■ **What you should do**
From the entries below, extract every line that includes the word "text".
============
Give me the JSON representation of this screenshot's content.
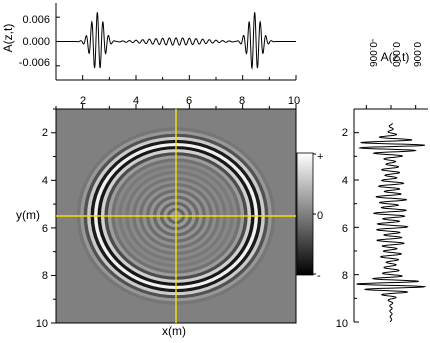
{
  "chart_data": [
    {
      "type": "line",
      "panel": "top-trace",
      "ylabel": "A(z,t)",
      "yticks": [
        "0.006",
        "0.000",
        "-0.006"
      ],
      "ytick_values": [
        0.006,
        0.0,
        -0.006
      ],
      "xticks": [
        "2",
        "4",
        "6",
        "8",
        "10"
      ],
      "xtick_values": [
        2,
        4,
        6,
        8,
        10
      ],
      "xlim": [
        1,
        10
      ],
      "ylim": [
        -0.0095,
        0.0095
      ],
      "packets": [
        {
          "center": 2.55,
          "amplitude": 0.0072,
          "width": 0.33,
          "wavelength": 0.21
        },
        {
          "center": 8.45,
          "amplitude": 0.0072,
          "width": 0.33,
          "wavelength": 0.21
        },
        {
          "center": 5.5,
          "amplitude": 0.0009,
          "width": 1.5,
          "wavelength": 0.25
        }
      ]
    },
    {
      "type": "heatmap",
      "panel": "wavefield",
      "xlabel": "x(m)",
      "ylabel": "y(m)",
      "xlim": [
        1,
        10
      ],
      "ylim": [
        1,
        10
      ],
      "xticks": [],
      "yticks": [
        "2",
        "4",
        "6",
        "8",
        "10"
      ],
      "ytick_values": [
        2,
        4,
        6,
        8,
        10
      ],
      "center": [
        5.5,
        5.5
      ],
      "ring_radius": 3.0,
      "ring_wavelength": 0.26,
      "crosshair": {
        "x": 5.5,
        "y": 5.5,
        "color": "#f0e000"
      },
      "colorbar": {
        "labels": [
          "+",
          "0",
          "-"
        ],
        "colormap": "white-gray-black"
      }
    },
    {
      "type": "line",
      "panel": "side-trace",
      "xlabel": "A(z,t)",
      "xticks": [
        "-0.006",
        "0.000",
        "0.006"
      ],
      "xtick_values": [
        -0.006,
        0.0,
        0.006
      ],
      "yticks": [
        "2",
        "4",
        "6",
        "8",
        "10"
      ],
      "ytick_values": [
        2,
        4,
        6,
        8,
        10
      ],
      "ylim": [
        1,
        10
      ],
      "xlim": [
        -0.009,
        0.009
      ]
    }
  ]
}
============
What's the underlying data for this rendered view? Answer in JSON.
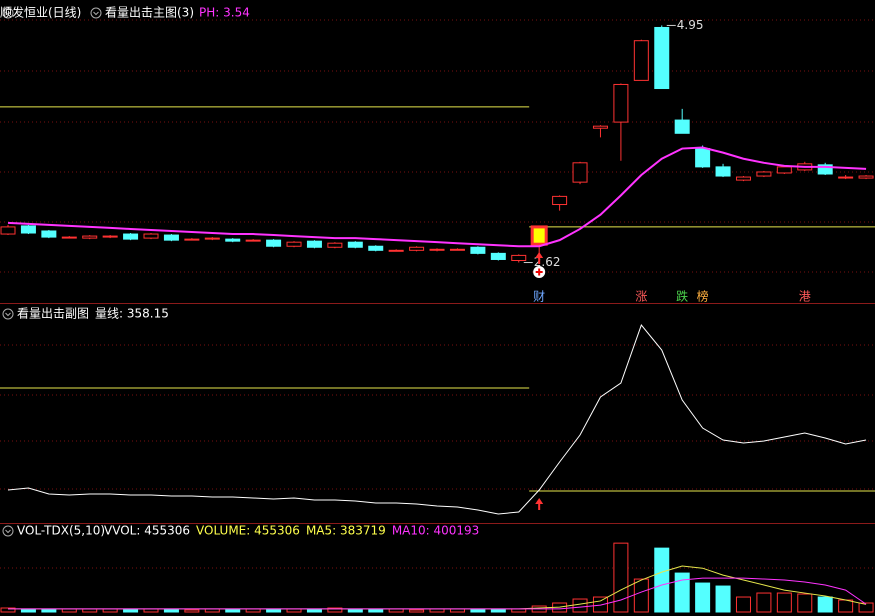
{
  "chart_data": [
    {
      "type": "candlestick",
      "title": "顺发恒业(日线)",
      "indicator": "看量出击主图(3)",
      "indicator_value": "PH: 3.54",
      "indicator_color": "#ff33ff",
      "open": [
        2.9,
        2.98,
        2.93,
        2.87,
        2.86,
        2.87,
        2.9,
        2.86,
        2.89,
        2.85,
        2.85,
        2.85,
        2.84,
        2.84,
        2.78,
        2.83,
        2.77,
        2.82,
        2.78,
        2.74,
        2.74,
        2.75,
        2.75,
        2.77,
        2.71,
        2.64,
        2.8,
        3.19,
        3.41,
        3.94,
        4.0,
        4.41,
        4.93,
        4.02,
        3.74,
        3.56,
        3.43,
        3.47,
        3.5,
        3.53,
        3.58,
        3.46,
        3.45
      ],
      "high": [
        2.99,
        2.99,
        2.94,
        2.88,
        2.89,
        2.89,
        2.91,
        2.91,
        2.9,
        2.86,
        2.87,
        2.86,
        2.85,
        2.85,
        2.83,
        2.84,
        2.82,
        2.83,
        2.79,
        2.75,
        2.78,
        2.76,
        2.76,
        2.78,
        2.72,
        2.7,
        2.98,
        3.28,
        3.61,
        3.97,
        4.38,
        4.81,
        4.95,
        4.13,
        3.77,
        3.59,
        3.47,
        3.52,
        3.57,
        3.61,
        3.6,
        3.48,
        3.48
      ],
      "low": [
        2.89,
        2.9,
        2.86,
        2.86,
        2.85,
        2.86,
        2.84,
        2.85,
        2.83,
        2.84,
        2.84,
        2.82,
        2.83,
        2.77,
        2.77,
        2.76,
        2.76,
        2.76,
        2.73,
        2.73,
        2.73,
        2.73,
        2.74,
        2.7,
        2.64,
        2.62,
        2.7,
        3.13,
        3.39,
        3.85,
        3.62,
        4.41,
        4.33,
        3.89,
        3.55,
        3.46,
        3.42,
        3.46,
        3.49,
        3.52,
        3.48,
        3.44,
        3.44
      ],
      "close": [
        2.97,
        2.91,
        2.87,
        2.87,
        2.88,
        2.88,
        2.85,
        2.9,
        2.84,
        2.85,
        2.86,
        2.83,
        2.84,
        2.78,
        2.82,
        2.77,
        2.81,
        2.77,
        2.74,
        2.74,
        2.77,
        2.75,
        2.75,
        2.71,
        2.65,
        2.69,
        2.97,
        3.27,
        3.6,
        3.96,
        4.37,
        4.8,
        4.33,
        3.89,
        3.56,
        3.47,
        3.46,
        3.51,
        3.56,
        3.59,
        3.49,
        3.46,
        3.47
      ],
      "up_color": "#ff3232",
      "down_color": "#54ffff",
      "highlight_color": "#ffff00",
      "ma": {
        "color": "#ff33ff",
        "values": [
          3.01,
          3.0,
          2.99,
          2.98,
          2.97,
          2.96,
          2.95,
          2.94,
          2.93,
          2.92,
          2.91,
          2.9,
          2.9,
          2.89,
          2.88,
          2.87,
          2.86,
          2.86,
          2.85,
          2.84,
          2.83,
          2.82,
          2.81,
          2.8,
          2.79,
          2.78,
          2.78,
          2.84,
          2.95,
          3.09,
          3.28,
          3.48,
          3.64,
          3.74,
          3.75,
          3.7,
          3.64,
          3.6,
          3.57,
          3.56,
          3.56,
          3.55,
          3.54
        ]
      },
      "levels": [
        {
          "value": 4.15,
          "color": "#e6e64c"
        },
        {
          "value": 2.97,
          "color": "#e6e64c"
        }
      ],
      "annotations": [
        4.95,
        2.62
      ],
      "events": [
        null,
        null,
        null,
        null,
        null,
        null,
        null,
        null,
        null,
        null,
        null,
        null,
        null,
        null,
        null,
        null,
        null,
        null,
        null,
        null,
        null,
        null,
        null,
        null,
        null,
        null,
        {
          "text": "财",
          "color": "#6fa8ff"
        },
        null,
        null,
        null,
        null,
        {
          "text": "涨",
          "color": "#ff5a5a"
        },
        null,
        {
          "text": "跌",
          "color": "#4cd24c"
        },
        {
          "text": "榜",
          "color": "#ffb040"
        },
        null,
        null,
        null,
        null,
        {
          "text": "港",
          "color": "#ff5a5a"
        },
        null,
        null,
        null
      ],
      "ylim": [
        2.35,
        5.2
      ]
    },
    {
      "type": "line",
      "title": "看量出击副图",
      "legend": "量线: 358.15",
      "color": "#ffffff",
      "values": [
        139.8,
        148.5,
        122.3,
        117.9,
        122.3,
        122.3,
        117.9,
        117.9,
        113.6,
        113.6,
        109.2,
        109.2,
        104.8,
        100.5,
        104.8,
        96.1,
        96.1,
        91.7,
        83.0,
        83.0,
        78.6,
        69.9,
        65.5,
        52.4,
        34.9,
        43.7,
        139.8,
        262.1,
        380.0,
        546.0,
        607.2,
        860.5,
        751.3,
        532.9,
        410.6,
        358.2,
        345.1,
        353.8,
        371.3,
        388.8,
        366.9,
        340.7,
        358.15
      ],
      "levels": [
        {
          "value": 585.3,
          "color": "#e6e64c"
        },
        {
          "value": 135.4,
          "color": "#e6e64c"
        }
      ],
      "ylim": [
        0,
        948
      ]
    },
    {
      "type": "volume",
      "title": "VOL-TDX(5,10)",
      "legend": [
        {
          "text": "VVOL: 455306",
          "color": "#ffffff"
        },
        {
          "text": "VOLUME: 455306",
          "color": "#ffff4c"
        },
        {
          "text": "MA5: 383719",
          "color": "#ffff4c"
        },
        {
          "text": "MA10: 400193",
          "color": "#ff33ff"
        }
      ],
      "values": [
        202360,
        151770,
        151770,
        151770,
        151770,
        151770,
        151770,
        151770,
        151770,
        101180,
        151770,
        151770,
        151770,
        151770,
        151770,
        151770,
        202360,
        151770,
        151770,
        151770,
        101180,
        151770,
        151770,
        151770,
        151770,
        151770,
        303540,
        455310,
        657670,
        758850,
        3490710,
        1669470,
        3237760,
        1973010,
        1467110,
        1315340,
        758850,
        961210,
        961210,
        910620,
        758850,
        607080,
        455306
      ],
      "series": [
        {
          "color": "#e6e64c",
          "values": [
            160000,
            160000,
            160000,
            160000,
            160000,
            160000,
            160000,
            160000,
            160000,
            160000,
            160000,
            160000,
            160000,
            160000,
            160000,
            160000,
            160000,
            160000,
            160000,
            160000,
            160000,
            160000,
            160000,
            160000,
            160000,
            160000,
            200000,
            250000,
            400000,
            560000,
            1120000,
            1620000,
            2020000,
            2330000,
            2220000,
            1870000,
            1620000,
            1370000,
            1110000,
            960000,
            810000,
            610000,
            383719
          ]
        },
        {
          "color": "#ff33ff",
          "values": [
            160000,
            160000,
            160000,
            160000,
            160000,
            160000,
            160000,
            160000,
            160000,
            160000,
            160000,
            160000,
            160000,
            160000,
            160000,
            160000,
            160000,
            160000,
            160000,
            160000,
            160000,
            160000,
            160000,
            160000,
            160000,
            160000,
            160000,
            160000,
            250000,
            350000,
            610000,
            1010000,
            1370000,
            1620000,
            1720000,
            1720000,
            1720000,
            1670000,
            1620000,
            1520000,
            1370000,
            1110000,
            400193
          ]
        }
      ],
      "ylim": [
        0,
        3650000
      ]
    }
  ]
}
============
■ **Answer to the task**
          "text": "财",
          "text": "涨",
          "text": "跌",
          "text": "榜",
          "text": "港",
          "text": "VVOL: 455306",
          "text": "VOLUME: 455306",
          "text": "MA5: 383719",
          "text": "MA10: 400193",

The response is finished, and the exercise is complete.